Written instruction:
Pictures within the data are to be left out; everything else must be reproduced exactly.

** Start Given records **

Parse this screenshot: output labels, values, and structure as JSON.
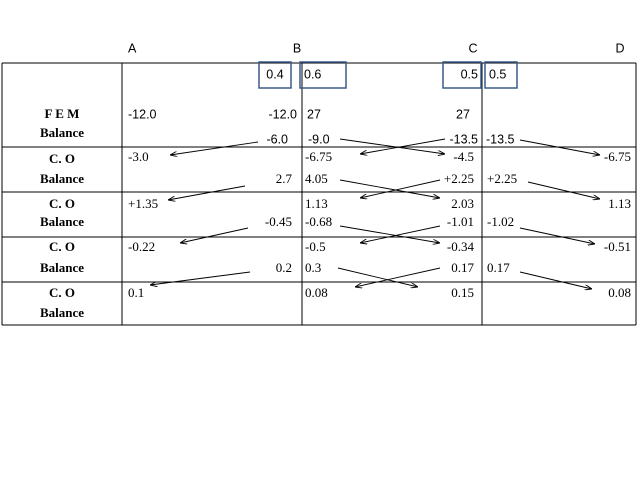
{
  "joints": [
    "A",
    "B",
    "C",
    "D"
  ],
  "distribution_factors": [
    "0.4",
    "0.6",
    "0.5",
    "0.5"
  ],
  "rows": [
    {
      "label": [
        "F E M",
        "Balance"
      ],
      "values": [
        "-12.0",
        "-12.0",
        "27",
        "27",
        "-6.0",
        "-9.0",
        "-13.5",
        "-13.5"
      ]
    },
    {
      "label": [
        "C. O",
        "Balance"
      ],
      "values": [
        "-3.0",
        "-6.75",
        "-4.5",
        "-6.75",
        "2.7",
        "4.05",
        "+2.25",
        "+2.25"
      ]
    },
    {
      "label": [
        "C. O",
        "Balance"
      ],
      "values": [
        "+1.35",
        "1.13",
        "2.03",
        "1.13",
        "-0.45",
        "-0.68",
        "-1.01",
        "-1.02"
      ]
    },
    {
      "label": [
        "C. O",
        "Balance"
      ],
      "values": [
        "-0.22",
        "-0.5",
        "-0.34",
        "-0.51",
        "0.2",
        "0.3",
        "0.17",
        "0.17"
      ]
    },
    {
      "label": [
        "C. O",
        "Balance"
      ],
      "values": [
        "0.1",
        "0.08",
        "0.15",
        "0.08"
      ]
    }
  ]
}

** End Given records **

Answer to this exercise:
Parse this screenshot: output labels, values, and structure as JSON.
{
  "joints": [
    "A",
    "B",
    "C",
    "D"
  ],
  "distribution_factors": [
    "0.4",
    "0.6",
    "0.5",
    "0.5"
  ],
  "rows": [
    {
      "label": [
        "F E M",
        "Balance"
      ],
      "values": [
        "-12.0",
        "-12.0",
        "27",
        "27",
        "-6.0",
        "-9.0",
        "-13.5",
        "-13.5"
      ]
    },
    {
      "label": [
        "C. O",
        "Balance"
      ],
      "values": [
        "-3.0",
        "-6.75",
        "-4.5",
        "-6.75",
        "2.7",
        "4.05",
        "+2.25",
        "+2.25"
      ]
    },
    {
      "label": [
        "C. O",
        "Balance"
      ],
      "values": [
        "+1.35",
        "1.13",
        "2.03",
        "1.13",
        "-0.45",
        "-0.68",
        "-1.01",
        "-1.02"
      ]
    },
    {
      "label": [
        "C. O",
        "Balance"
      ],
      "values": [
        "-0.22",
        "-0.5",
        "-0.34",
        "-0.51",
        "0.2",
        "0.3",
        "0.17",
        "0.17"
      ]
    },
    {
      "label": [
        "C. O",
        "Balance"
      ],
      "values": [
        "0.1",
        "0.08",
        "0.15",
        "0.08"
      ]
    }
  ]
}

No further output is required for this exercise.